Goal:
Can you copy word for word the lines of the records that start with the line containing "Find all labels, buttons, inputs, and" and end with the line containing "panel-border (20, 180, 495, 279)", including both of those lines?

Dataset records
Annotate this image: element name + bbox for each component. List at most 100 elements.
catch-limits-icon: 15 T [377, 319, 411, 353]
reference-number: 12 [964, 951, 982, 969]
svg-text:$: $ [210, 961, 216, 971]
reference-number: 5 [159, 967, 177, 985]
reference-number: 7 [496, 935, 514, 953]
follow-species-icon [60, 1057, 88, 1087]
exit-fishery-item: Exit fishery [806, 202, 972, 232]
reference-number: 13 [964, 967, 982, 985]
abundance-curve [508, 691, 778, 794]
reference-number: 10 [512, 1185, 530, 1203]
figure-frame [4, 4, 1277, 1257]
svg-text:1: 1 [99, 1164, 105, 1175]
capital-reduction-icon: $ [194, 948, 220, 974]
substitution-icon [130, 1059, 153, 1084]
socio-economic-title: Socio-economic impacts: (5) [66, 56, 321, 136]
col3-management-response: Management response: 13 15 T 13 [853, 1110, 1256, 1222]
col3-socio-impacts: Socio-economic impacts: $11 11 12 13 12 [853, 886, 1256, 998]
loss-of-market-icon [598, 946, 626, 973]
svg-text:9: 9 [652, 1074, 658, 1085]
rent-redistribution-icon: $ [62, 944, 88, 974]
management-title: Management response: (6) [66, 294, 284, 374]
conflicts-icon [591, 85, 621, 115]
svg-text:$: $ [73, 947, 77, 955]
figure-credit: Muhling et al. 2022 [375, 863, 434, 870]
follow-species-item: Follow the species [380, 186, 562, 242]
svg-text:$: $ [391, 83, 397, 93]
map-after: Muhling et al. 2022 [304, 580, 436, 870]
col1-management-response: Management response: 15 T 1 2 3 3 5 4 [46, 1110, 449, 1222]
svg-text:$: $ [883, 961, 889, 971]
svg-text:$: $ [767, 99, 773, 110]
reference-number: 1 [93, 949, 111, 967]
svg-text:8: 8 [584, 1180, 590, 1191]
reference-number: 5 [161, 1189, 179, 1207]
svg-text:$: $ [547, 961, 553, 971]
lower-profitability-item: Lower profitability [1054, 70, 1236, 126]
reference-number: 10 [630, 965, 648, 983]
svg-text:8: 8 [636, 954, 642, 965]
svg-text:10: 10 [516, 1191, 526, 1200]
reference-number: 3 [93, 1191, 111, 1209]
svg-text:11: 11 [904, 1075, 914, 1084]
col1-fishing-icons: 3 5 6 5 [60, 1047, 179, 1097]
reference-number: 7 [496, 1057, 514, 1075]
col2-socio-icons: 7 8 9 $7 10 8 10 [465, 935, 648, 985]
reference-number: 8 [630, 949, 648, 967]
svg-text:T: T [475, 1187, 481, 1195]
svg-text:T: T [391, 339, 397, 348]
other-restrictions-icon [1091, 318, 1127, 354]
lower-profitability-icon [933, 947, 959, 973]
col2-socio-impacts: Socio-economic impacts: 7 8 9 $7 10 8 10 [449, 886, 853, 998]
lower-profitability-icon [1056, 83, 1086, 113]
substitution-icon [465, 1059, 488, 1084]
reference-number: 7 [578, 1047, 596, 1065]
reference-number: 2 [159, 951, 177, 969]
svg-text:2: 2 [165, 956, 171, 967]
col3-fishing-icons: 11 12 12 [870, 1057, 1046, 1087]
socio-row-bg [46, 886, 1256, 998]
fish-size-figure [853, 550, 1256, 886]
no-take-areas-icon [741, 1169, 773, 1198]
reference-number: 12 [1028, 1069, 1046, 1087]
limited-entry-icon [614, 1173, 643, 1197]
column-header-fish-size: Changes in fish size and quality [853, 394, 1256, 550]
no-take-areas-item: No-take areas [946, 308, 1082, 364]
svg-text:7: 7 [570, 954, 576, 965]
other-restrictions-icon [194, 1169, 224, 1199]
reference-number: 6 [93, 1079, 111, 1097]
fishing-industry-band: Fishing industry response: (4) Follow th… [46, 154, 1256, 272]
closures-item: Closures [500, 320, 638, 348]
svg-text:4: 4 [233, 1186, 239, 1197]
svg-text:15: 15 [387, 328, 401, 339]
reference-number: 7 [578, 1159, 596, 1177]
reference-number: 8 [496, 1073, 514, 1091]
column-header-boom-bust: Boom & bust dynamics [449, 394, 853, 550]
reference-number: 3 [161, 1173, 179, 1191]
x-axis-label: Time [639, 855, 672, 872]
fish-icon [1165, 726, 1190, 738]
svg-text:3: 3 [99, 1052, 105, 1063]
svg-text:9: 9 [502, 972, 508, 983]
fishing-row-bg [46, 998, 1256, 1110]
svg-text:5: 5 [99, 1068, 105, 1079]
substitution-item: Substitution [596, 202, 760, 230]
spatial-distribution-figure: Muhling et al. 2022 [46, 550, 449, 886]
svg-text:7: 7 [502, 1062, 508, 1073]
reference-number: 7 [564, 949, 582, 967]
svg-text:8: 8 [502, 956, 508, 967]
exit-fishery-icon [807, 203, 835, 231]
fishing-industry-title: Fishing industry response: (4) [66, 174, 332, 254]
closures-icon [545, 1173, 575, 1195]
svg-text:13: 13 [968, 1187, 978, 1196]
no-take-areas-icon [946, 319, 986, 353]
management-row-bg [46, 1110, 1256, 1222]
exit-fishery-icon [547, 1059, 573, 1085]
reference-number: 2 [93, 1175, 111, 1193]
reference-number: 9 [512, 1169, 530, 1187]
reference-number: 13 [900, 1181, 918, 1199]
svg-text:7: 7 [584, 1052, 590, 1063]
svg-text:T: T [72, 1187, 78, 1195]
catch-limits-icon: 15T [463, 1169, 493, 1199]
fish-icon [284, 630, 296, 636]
==
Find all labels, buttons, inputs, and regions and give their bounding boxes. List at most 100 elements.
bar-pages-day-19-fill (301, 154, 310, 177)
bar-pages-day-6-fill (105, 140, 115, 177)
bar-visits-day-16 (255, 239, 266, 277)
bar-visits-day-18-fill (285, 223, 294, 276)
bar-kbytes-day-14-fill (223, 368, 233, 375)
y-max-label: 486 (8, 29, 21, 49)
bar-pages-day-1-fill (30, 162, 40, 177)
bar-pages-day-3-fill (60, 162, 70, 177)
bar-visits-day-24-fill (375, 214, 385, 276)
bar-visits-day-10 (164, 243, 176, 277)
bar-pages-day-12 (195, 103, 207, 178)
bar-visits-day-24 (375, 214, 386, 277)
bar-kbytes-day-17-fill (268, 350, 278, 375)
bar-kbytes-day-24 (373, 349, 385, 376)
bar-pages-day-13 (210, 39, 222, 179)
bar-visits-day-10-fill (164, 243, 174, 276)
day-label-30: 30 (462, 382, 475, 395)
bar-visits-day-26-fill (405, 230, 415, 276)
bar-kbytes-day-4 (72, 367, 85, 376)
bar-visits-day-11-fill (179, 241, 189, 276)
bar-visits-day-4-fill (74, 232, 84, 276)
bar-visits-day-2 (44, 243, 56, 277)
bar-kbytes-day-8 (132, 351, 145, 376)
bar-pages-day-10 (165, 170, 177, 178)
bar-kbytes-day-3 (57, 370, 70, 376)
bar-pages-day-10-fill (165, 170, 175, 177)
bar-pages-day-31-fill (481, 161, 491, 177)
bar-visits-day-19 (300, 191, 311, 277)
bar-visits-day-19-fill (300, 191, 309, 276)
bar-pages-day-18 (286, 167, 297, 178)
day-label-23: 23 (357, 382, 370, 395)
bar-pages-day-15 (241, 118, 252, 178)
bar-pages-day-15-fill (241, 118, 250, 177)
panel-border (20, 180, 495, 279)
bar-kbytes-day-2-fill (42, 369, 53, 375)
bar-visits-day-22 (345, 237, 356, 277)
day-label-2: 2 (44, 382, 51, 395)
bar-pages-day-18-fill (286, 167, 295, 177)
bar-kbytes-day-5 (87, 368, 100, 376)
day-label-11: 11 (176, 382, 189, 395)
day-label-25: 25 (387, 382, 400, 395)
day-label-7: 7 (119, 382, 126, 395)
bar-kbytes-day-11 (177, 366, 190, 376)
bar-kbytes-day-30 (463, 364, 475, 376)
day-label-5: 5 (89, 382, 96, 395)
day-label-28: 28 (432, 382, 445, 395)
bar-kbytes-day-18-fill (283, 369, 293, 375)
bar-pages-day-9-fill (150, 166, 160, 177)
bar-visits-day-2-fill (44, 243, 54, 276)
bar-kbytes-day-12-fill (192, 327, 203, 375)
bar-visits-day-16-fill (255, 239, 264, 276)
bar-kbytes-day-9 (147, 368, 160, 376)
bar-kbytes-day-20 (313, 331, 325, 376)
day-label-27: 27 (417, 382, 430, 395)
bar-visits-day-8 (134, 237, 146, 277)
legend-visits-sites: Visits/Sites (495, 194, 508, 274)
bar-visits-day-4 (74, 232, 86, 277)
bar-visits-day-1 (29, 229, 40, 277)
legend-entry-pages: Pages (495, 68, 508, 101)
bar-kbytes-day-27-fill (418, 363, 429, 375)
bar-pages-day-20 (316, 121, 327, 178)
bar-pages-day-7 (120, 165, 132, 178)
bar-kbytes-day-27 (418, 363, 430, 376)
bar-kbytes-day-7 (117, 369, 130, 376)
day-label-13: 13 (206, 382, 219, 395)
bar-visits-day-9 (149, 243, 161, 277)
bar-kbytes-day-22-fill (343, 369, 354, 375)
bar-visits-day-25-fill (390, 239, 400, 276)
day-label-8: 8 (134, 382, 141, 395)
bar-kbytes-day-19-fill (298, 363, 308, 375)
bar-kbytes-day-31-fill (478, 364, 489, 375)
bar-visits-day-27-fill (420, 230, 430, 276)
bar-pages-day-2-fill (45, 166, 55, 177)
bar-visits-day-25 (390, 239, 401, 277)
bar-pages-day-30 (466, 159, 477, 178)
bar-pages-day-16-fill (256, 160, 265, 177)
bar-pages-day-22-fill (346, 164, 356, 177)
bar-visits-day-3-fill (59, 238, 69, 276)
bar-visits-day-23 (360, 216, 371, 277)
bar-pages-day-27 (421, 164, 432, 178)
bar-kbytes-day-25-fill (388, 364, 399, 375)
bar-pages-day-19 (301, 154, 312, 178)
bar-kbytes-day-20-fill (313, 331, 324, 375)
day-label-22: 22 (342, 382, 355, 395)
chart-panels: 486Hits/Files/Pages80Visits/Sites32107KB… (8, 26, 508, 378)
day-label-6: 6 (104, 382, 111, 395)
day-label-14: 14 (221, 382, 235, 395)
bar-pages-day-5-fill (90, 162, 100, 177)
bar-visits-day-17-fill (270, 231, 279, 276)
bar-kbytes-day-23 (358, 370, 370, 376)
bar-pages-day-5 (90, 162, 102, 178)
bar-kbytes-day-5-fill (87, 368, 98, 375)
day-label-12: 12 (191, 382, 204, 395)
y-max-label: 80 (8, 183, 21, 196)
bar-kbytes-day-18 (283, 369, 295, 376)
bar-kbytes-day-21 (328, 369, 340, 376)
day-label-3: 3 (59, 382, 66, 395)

Finished answer:
Find all labels, buttons, inputs, and regions and give their bounding boxes. List at most 100 elements.
bar-pages-day-19-fill (301, 154, 310, 177)
bar-pages-day-6-fill (105, 140, 115, 177)
bar-visits-day-16 (255, 239, 266, 277)
bar-visits-day-18-fill (285, 223, 294, 276)
bar-kbytes-day-14-fill (223, 368, 233, 375)
y-max-label: 486 (8, 29, 21, 49)
bar-pages-day-1-fill (30, 162, 40, 177)
bar-pages-day-3-fill (60, 162, 70, 177)
bar-visits-day-24-fill (375, 214, 385, 276)
bar-visits-day-10 (164, 243, 176, 277)
bar-pages-day-12 (195, 103, 207, 178)
bar-visits-day-24 (375, 214, 386, 277)
bar-kbytes-day-17-fill (268, 350, 278, 375)
bar-kbytes-day-24 (373, 349, 385, 376)
bar-pages-day-13 (210, 39, 222, 179)
bar-visits-day-10-fill (164, 243, 174, 276)
day-label-30: 30 (462, 382, 475, 395)
bar-visits-day-26-fill (405, 230, 415, 276)
bar-kbytes-day-4 (72, 367, 85, 376)
bar-visits-day-11-fill (179, 241, 189, 276)
bar-visits-day-4-fill (74, 232, 84, 276)
bar-visits-day-2 (44, 243, 56, 277)
bar-kbytes-day-8 (132, 351, 145, 376)
bar-pages-day-10 (165, 170, 177, 178)
bar-kbytes-day-3 (57, 370, 70, 376)
bar-pages-day-10-fill (165, 170, 175, 177)
bar-pages-day-31-fill (481, 161, 491, 177)
bar-visits-day-19 (300, 191, 311, 277)
bar-visits-day-19-fill (300, 191, 309, 276)
bar-pages-day-18 (286, 167, 297, 178)
day-label-23: 23 (357, 382, 370, 395)
bar-pages-day-15 (241, 118, 252, 178)
bar-pages-day-15-fill (241, 118, 250, 177)
panel-border (20, 180, 495, 279)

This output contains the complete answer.